The hacker behind the $196 million exploit on lending protocol Euler Finance has returned the majority of the stolen assets, according to on-chain data. 

In a transaction on March 25, the exploiter returned 51,000 Ether (ETH) worth around $88 million at the time of writing. A second transfer of 7,737 ETH was made on the same day, worth over $13 million. Previously, on March 18, the hacker sent 3,000 ETH to the protocol, worth nearly $5.4 million at the time. The exploiter still controls some of the stolen assets.

On March 13, the hacker carried out multiple transactions stealing nearly $196 million from the protocol in a flash loan attack, dubbed the largest DeFi hack of 2023 so far. Stolen assets include 8.8 million DAI, 849,000 wBTC, 85 million stETH, and 34 million USDC stablecoin.

Funds stolen from Euler Finance. Source: BlockSec.

A few days after the hack, the exploiter sent an on-chain message to Euler calling for an agreement with the protocol. “We want to make this easy on all those affected. No intention of keeping what is not ours. Setting up secure communication. Let us come to an agreement,” they said.

Related: Euler attack causes locked tokens, losses in 11 DeFi protocols, including Balancer

The protocol had previously tried to negotiate with the exploiter, requesting that they return 90% of the funds they stole within 24 hours, and otherwise they would face legal action. No response was received, and 24 hours later Euler offered a $1 bounty reward for any information leading to the capture of the exploiter.

Other transactions have been made by the hacker, including a transfer of 1,000 nETH, approximately $1.65 million at the time, through sanctioned crypto mixer Tornado Cash.

According to blockchain analytics firm PeckShield, around 100 ETH was sent to a wallet address likely owned by one of the victims. An on-chain message sent by the wallet address had earlier pleaded for the attacker to return their “life savings.”

**EXTRACTED DATA**
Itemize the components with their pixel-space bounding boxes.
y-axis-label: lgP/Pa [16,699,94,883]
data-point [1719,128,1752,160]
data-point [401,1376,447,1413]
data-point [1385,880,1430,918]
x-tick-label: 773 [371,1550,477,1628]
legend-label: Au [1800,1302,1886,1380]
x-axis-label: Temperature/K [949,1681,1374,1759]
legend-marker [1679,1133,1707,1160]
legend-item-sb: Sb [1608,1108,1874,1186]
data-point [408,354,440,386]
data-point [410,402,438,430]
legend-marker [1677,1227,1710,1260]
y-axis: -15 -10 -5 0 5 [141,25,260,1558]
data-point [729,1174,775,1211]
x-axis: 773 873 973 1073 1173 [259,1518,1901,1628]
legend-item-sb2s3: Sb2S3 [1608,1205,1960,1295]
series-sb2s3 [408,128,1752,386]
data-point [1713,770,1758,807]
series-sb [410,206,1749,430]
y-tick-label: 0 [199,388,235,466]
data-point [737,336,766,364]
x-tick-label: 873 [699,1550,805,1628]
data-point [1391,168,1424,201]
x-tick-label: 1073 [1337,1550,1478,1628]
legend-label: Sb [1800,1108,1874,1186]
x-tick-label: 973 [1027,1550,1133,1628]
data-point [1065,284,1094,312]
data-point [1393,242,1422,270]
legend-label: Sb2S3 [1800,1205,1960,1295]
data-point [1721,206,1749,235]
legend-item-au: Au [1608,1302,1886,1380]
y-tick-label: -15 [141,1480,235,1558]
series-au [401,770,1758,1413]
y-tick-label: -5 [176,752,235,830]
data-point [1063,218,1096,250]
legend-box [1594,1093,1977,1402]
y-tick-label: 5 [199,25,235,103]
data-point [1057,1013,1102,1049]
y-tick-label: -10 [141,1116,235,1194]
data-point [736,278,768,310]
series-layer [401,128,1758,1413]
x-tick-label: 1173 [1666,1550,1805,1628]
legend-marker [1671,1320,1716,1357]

**EXERCISE**
Copy the Euler Finance hack article word for word from "In a transaction" to "Finance. Source: BlockSec.".

**EXPECTED ANSWER**
In a transaction on March 25, the exploiter returned 51,000 Ether (ETH) worth around $88 million at the time of writing. A second transfer of 7,737 ETH was made on the same day, worth over $13 million. Previously, on March 18, the hacker sent 3,000 ETH to the protocol, worth nearly $5.4 million at the time. The exploiter still controls some of the stolen assets.

On March 13, the hacker carried out multiple transactions stealing nearly $196 million from the protocol in a flash loan attack, dubbed the largest DeFi hack of 2023 so far. Stolen assets include 8.8 million DAI, 849,000 wBTC, 85 million stETH, and 34 million USDC stablecoin.

Funds stolen from Euler Finance. Source: BlockSec.